-- Problem requirements --
Set down, word for word, the stretch of the atomic-prune procedure below from "A/B Testing" through "(if script exists)".

-- Source extract --
Classification Audit

# List all atomics in scope
rg -n "atomic_(fetch_add|load|store|compare_exchange)" [file]

# Track variable usage
rg -n "g_variable_name" core/

# Find if conditions
rg -n "if.*g_variable" core/

A/B Testing

# Baseline
make clean && make -j bench_random_mixed_hakmem
scripts/run_mixed_10_cleanenv.sh

# Compiled-in
make clean && make -j EXTRA_CFLAGS='-DHAKMEM_FEATURE_COMPILED=1' bench_random_mixed_hakmem
scripts/run_mixed_10_cleanenv.sh

# Compare (if script exists)
scripts/compare_benchmark_results.sh baseline.txt compiled_in.txt

8. Governance

When to Use This Procedure:

  • Any new atomic prune phase (Phase 31+)
  • Reviewing existing compile-out flags for consistency
  • Training new contributors on atomic optimization

When to Skip:

  • Non-atomic optimizations (inlining, data structure changes)
  • Known CORRECTNESS atomics (Step 1 already failed)
  • Features explicitly marked "do not optimize"

Document Updates:

  • This procedure should be updated after each phase if new patterns emerge
  • Phase results should update ATOMIC_PRUNE_CUMULATIVE_SUMMARY.md
  • New anti-patterns should be added to Section 5

9. References

  • Phase 24 Results: docs/analysis/PHASE24_ALLOC_GATE_STATS_RESULTS.md (+0.93%)
  • Phase 25 Results: docs/analysis/PHASE25_FREE_PATH_STATS_RESULTS.md (+1.07%)
  • Phase 27 Results: docs/analysis/PHASE27_TINY_FRONT_STATS_RESULTS.md (+0.74%)
  • Phase 28 NO-OP: docs/analysis/PHASE28_BGTHREAD_ATOMIC_AUDIT.md (CORRECTNESS)
  • Phase 29 NO-OP: docs/analysis/PHASE29_POOL_V2_AUDIT.md (ENV-gated)
  • Cumulative Summary: docs/analysis/ATOMIC_PRUNE_CUMULATIVE_SUMMARY.md

End of Standard Procedure Document

Next: Apply Step 0 to Phase 31 candidates to ensure execution before optimization.

-- Extracted records --
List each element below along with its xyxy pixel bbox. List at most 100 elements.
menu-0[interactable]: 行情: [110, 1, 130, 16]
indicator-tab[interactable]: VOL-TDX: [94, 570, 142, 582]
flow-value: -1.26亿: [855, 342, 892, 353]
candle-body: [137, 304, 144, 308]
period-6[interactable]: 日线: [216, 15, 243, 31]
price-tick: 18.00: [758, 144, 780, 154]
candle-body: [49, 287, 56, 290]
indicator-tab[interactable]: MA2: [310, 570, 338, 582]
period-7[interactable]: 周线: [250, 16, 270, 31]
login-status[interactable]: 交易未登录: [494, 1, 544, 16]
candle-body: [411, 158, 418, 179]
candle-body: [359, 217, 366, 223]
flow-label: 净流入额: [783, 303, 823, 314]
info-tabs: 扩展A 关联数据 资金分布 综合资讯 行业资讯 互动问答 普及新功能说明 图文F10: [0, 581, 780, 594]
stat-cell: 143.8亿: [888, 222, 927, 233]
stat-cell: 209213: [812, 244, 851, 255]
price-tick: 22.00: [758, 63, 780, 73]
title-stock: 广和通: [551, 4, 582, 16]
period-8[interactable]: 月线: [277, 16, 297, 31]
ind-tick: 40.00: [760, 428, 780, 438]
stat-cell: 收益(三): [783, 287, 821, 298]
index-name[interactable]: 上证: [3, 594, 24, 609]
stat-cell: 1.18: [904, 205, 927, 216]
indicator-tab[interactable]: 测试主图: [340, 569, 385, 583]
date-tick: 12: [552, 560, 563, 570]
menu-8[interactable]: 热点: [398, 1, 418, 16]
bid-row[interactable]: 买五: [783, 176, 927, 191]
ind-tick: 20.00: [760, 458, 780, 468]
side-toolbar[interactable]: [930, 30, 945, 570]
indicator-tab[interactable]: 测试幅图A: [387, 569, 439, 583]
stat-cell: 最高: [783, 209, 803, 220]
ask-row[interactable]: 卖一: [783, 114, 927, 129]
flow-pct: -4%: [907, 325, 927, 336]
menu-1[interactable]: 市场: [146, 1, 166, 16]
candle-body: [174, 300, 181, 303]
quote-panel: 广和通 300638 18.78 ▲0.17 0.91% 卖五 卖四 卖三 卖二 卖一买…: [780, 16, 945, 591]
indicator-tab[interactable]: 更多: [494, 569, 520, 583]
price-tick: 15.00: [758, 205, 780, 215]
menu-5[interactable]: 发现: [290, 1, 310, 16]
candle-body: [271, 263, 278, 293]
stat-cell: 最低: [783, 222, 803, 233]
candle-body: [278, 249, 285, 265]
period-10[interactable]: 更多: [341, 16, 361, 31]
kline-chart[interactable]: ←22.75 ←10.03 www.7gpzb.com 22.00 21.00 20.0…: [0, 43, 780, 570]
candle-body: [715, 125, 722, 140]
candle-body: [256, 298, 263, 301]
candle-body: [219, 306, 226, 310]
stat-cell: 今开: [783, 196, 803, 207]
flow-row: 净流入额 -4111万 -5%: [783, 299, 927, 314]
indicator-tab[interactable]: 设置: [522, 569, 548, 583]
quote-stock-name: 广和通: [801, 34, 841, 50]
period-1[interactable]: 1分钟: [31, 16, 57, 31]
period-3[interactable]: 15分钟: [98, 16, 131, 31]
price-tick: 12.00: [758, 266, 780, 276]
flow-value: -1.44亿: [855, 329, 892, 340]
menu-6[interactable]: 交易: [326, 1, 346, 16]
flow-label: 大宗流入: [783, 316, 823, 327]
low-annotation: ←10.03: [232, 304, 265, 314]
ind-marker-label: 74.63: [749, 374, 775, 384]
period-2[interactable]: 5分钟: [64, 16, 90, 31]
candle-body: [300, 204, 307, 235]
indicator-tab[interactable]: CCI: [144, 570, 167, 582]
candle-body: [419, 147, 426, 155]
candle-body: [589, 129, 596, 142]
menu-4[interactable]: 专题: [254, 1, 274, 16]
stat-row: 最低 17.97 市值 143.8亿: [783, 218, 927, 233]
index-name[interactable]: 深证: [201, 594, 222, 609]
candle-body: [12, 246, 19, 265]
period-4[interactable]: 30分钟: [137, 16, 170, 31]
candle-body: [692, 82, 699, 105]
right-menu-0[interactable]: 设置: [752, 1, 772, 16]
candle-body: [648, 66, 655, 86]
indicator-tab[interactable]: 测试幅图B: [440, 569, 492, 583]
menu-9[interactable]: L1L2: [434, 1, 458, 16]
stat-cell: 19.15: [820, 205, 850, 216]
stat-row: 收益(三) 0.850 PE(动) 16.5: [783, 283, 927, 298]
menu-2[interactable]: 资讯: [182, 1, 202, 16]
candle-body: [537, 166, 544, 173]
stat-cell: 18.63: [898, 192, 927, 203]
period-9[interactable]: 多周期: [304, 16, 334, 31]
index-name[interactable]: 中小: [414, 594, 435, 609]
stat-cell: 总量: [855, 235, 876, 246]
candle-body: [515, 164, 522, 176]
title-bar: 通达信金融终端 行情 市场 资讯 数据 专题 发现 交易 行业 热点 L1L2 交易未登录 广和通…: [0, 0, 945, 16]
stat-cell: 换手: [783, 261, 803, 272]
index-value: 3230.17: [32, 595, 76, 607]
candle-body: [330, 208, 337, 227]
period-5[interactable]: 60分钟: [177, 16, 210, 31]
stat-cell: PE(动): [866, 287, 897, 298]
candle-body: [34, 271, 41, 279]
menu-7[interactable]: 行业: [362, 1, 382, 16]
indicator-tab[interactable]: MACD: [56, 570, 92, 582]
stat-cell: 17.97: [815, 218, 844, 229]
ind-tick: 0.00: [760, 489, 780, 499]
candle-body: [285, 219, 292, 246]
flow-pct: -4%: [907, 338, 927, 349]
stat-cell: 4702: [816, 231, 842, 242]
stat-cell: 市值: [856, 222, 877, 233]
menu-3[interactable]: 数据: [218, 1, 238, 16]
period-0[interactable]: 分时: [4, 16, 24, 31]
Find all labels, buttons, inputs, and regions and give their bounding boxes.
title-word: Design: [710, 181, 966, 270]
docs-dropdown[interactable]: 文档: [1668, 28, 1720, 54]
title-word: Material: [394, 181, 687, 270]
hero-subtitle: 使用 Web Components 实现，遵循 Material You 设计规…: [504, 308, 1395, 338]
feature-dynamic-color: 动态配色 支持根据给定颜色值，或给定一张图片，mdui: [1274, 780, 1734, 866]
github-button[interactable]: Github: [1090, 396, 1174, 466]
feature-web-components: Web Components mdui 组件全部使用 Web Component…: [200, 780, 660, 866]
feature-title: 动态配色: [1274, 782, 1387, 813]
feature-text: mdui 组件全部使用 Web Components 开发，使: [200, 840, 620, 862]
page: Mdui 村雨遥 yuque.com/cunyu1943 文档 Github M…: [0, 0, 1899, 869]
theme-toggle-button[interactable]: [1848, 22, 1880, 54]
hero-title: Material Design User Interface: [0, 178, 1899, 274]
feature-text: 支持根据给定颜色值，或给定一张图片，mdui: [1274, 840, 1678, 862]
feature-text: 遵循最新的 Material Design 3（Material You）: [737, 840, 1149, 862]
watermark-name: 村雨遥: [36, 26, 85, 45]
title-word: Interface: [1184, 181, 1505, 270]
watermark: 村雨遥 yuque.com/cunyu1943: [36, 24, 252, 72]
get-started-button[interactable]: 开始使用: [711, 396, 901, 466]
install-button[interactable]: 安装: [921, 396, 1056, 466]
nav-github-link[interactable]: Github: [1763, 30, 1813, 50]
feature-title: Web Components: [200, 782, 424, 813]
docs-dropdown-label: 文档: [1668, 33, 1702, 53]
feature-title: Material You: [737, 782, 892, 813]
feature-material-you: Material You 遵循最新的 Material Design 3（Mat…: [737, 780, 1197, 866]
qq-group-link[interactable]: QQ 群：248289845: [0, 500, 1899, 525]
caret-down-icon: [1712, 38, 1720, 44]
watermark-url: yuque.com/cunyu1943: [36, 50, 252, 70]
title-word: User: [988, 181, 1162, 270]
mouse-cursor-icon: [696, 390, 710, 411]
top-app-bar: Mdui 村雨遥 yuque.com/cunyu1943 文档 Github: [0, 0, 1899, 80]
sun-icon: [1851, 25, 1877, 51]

-- Result --
A/B Testing

# Baseline
make clean && make -j bench_random_mixed_hakmem
scripts/run_mixed_10_cleanenv.sh

# Compiled-in
make clean && make -j EXTRA_CFLAGS='-DHAKMEM_FEATURE_COMPILED=1' bench_random_mixed_hakmem
scripts/run_mixed_10_cleanenv.sh

# Compare (if script exists)